> _RECORDS SHOWN_:
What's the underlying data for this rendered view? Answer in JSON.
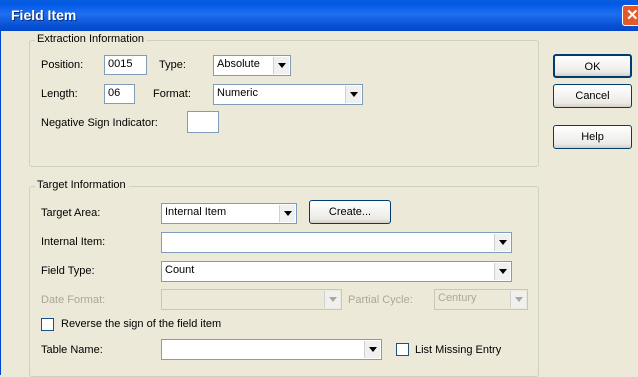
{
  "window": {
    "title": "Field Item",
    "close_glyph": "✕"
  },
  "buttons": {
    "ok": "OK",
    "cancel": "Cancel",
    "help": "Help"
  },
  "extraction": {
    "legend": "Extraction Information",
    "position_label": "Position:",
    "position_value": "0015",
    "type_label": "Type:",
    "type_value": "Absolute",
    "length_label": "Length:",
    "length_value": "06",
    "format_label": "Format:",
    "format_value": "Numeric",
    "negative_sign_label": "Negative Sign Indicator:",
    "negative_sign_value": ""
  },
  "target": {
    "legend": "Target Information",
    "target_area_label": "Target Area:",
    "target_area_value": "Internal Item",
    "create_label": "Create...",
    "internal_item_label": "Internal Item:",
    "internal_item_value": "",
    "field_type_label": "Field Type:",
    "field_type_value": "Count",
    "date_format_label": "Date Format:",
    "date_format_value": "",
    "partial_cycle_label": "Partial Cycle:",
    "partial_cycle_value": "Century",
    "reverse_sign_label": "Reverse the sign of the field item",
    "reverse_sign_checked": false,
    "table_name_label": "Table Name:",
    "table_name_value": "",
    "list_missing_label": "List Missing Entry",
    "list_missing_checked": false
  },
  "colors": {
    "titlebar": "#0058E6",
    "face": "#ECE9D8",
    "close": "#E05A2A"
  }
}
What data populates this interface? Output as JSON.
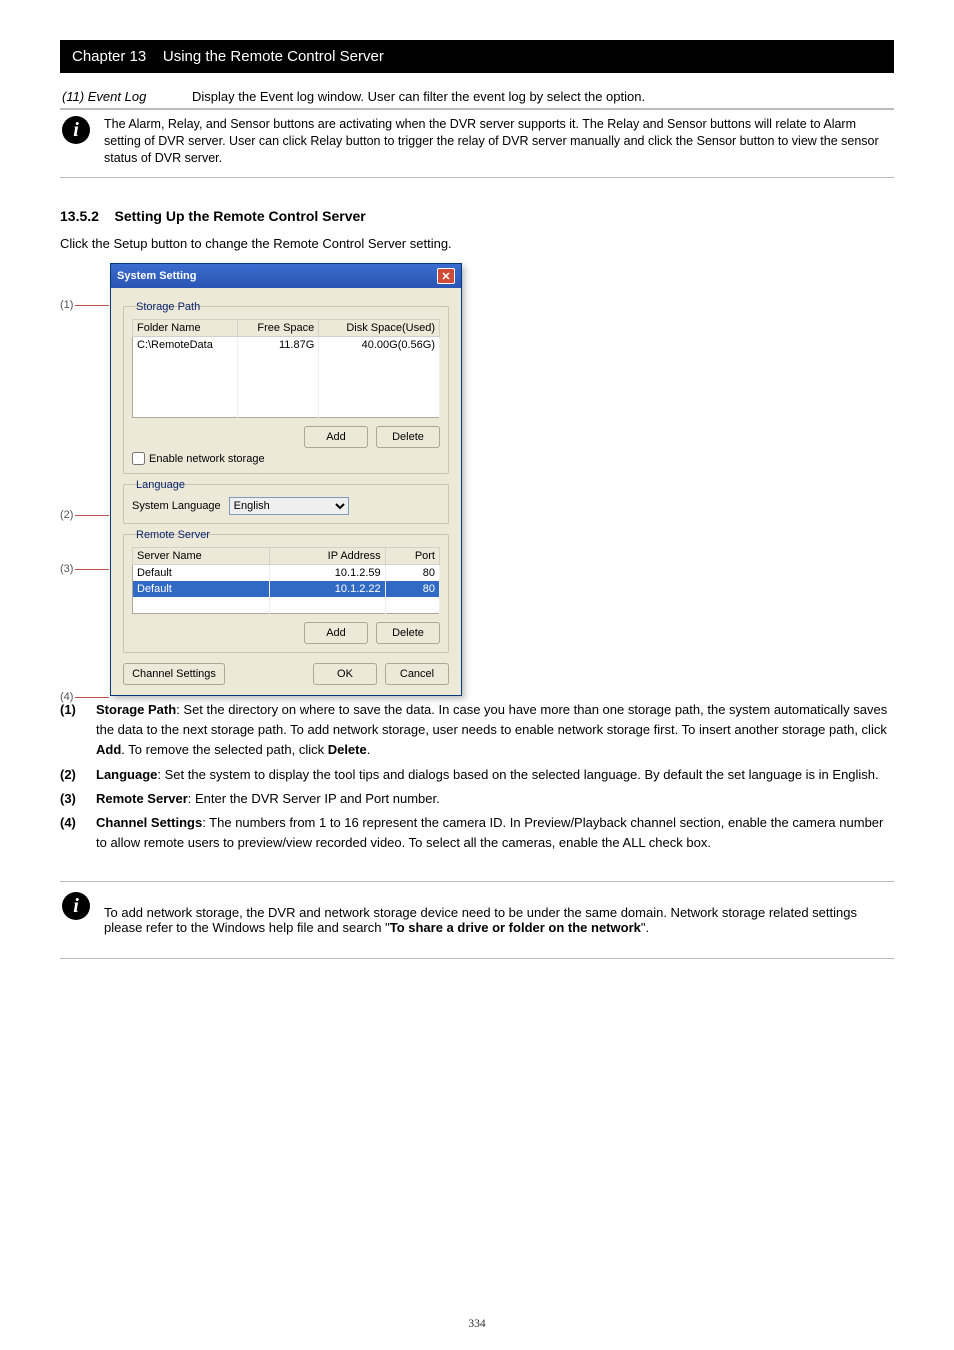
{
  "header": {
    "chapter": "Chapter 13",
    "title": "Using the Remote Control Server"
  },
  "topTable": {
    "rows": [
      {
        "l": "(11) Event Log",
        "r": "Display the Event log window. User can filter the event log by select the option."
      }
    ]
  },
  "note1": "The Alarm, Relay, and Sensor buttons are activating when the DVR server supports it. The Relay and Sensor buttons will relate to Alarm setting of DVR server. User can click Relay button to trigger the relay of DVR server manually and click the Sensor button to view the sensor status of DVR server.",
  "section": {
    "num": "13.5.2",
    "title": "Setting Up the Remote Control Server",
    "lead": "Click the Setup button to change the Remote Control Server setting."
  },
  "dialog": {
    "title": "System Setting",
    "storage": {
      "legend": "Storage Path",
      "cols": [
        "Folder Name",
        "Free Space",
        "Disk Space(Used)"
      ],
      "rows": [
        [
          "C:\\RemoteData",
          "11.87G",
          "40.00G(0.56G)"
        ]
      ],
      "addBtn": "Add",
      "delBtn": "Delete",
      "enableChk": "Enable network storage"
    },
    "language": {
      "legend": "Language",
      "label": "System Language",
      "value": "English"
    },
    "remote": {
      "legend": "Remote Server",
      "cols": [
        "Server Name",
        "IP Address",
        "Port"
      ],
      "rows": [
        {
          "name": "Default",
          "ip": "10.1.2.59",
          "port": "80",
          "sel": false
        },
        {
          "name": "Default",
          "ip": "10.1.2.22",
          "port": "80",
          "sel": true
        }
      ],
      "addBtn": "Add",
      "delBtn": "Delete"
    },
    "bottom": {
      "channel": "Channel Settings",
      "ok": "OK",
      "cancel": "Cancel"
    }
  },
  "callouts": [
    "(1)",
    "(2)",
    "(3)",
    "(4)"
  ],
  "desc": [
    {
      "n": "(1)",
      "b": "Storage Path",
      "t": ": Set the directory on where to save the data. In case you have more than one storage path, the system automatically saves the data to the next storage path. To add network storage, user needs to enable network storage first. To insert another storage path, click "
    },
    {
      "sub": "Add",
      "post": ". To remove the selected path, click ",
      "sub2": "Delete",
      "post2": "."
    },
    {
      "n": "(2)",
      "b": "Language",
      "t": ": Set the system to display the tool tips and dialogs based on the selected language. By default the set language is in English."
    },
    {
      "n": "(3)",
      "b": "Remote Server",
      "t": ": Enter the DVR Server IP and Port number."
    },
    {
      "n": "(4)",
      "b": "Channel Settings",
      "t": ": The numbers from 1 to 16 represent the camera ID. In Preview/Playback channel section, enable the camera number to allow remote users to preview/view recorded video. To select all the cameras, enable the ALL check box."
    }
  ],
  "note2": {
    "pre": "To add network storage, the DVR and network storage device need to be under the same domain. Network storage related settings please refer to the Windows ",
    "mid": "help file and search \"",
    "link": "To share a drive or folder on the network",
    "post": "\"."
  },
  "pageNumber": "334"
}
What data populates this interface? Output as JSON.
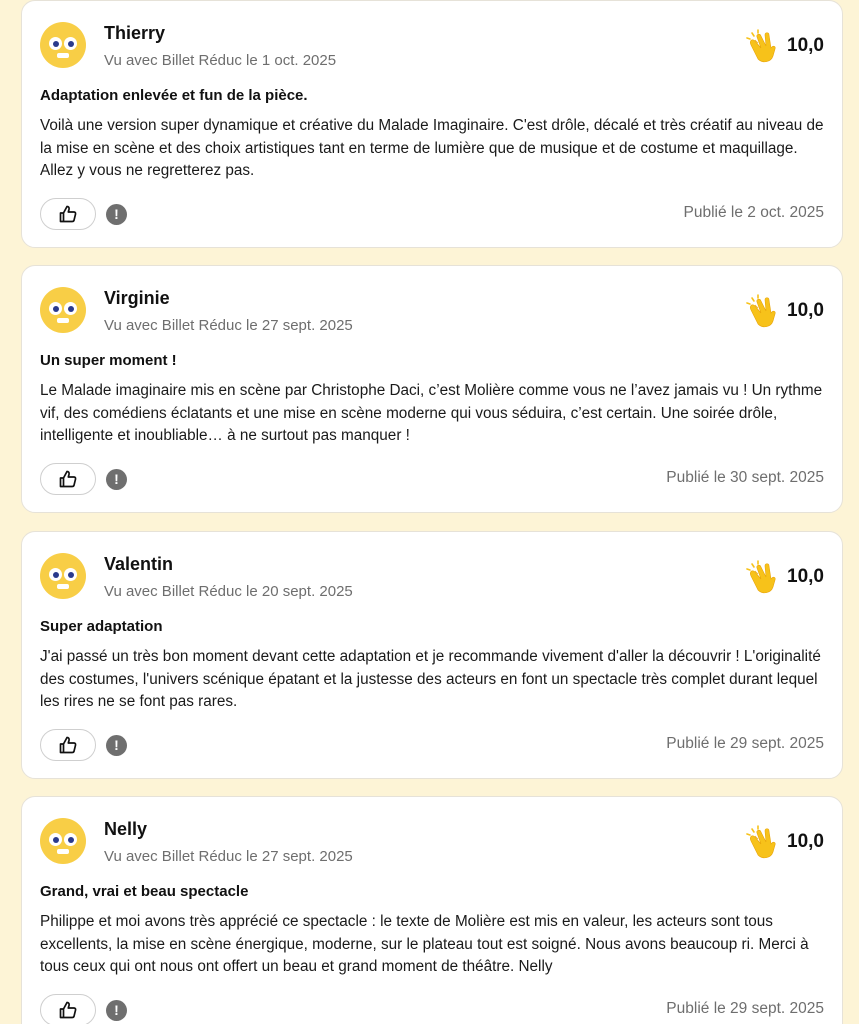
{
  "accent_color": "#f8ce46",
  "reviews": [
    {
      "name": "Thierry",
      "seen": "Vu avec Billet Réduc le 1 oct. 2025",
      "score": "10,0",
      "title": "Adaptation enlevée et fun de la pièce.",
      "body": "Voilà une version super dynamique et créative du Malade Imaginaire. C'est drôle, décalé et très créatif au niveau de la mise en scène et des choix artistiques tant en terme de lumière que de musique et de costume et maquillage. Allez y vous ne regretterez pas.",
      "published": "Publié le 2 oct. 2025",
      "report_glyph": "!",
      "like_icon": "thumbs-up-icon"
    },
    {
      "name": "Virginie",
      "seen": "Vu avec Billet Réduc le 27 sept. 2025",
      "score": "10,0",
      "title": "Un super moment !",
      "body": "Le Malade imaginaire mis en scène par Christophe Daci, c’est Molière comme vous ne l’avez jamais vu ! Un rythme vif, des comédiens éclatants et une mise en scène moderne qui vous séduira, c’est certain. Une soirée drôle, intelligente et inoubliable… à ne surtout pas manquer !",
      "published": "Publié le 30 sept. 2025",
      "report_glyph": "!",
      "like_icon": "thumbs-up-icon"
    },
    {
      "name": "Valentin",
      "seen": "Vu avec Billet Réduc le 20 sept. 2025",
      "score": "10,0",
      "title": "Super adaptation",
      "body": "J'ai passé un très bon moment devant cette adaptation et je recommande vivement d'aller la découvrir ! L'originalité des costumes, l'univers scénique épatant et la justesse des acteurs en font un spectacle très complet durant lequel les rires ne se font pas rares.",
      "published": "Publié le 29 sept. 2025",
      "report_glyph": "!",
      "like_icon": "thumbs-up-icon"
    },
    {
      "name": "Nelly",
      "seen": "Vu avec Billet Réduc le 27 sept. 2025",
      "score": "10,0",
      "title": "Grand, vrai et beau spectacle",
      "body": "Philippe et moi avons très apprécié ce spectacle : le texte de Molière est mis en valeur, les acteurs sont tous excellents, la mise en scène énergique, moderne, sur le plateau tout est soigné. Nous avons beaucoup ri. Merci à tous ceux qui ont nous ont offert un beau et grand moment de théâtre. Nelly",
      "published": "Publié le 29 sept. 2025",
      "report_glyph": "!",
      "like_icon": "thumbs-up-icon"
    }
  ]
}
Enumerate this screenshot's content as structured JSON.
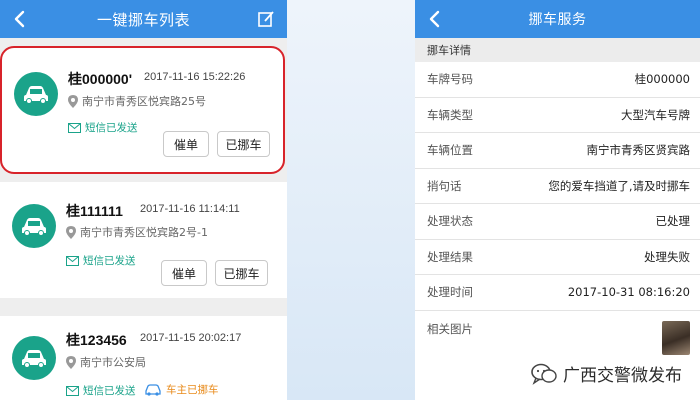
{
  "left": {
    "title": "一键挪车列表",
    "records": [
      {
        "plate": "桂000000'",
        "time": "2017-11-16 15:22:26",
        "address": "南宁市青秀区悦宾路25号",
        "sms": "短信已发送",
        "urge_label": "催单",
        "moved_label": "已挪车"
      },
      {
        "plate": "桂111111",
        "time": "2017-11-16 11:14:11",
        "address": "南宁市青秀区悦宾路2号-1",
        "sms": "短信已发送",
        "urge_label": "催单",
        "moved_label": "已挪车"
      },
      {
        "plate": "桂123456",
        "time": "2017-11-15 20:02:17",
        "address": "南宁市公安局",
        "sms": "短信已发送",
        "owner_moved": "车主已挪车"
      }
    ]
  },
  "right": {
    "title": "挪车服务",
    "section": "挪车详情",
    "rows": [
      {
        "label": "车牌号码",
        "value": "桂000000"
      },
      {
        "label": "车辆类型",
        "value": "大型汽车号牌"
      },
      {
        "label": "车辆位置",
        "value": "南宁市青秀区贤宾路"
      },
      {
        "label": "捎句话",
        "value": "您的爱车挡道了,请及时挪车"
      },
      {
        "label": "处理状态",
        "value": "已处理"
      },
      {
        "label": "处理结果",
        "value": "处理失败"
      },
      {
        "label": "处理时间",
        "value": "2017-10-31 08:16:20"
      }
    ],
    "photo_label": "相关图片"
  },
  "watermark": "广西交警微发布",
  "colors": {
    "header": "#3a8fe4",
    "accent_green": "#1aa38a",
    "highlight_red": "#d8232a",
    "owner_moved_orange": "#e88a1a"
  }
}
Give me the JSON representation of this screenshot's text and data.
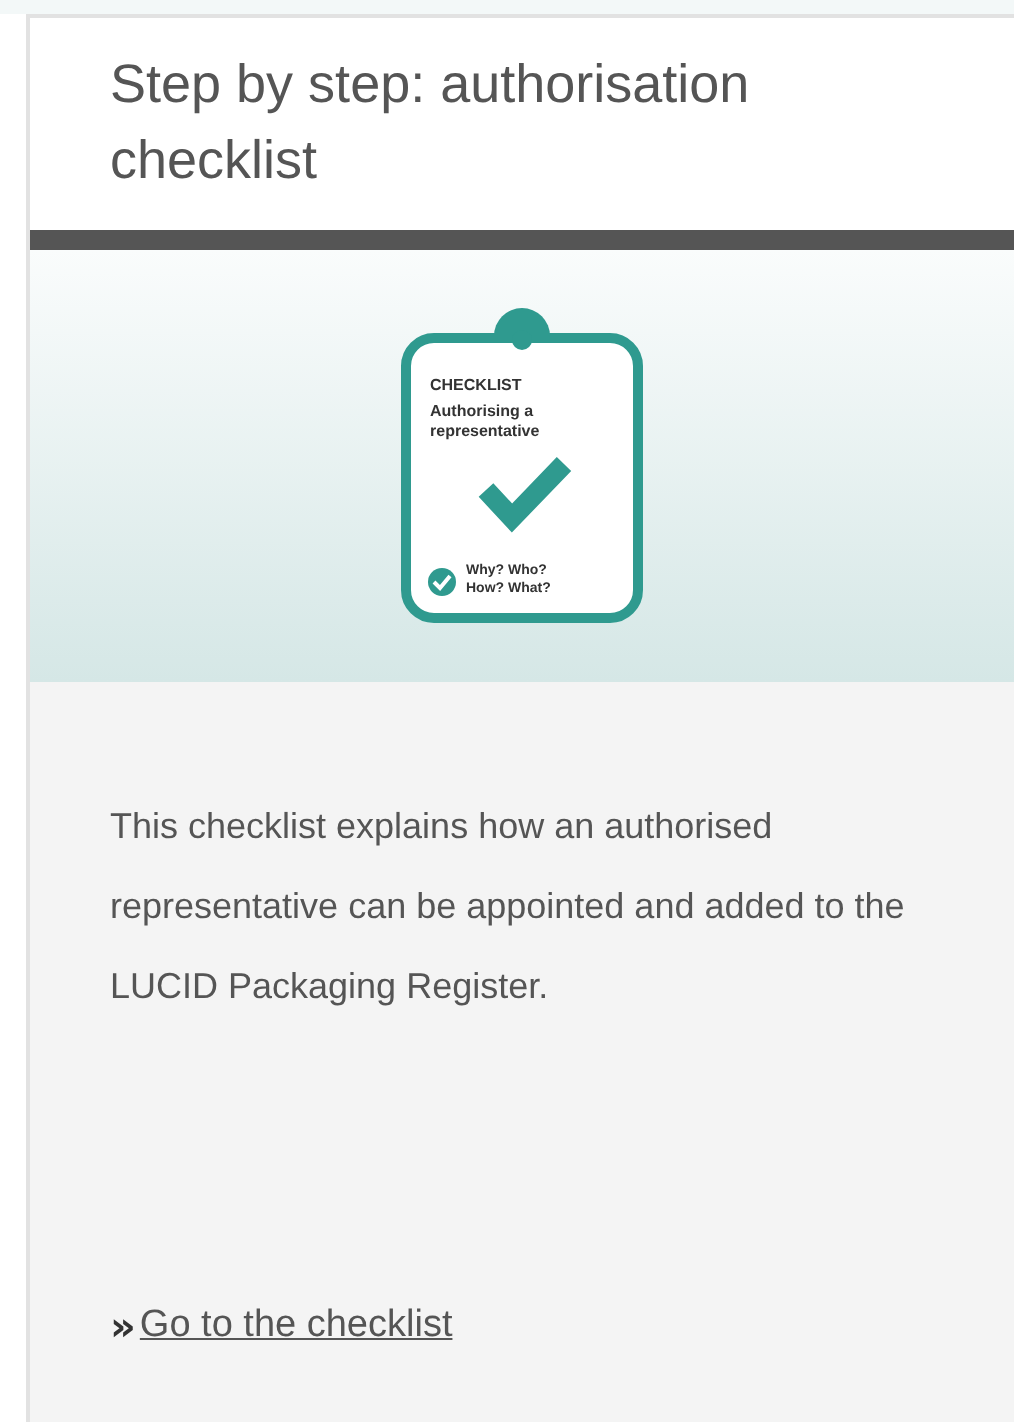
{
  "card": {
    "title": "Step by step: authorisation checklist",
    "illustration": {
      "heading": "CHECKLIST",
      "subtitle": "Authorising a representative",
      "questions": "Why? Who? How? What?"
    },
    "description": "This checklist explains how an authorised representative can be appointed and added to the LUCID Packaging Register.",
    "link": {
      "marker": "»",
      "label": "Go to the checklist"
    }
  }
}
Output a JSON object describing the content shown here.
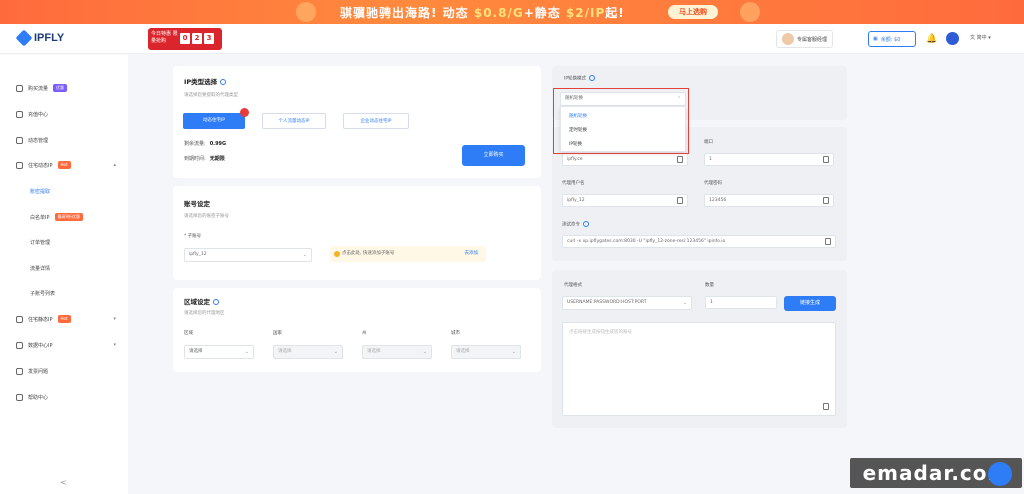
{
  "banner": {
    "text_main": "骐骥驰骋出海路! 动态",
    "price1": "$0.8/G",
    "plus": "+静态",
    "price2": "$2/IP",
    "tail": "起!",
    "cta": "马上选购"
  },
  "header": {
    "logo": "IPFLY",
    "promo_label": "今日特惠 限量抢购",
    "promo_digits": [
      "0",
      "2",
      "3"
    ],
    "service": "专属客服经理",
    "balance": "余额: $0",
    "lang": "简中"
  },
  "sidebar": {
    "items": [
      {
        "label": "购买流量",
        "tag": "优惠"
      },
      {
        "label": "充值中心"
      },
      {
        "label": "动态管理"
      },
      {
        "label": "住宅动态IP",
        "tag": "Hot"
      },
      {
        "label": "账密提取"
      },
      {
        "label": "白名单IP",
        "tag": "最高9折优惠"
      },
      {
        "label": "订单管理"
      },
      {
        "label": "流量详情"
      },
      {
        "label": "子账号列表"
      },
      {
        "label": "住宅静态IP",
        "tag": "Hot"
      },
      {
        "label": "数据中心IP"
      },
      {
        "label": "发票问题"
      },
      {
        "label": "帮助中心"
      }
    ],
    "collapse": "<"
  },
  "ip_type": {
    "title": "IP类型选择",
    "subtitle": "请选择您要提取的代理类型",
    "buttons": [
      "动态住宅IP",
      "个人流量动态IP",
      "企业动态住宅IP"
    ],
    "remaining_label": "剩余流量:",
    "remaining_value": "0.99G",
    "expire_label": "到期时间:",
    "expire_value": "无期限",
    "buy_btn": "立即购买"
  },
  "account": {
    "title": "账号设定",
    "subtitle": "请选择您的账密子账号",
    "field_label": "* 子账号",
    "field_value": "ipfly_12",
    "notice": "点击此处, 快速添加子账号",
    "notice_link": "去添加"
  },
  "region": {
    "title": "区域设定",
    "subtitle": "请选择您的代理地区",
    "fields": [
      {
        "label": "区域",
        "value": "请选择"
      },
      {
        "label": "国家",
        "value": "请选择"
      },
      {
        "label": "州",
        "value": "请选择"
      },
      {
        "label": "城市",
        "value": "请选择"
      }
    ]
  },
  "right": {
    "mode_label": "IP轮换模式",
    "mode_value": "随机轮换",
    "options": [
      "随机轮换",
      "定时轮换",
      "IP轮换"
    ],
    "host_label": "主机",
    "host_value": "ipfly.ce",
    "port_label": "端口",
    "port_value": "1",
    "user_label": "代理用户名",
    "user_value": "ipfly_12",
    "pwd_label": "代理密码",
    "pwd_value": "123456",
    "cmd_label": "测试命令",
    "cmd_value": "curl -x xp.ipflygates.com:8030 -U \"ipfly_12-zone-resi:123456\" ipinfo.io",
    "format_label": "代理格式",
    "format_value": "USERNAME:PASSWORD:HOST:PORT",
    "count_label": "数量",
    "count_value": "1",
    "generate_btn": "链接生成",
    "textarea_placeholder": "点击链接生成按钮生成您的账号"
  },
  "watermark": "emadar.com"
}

> _WHAT THIS TASK INVOLVES_:
Copy out every line from the material above in which the word "Nelly" appears.

> _WRITTEN SOLUTION_:
      "name": "Nelly",
      "body": "Philippe et moi avons très apprécié ce spectacle : le texte de Molière est mis en valeur, les acteurs sont tous excellents, la mise en scène énergique, moderne, sur le plateau tout est soigné. Nous avons beaucoup ri. Merci à tous ceux qui ont nous ont offert un beau et grand moment de théâtre. Nelly",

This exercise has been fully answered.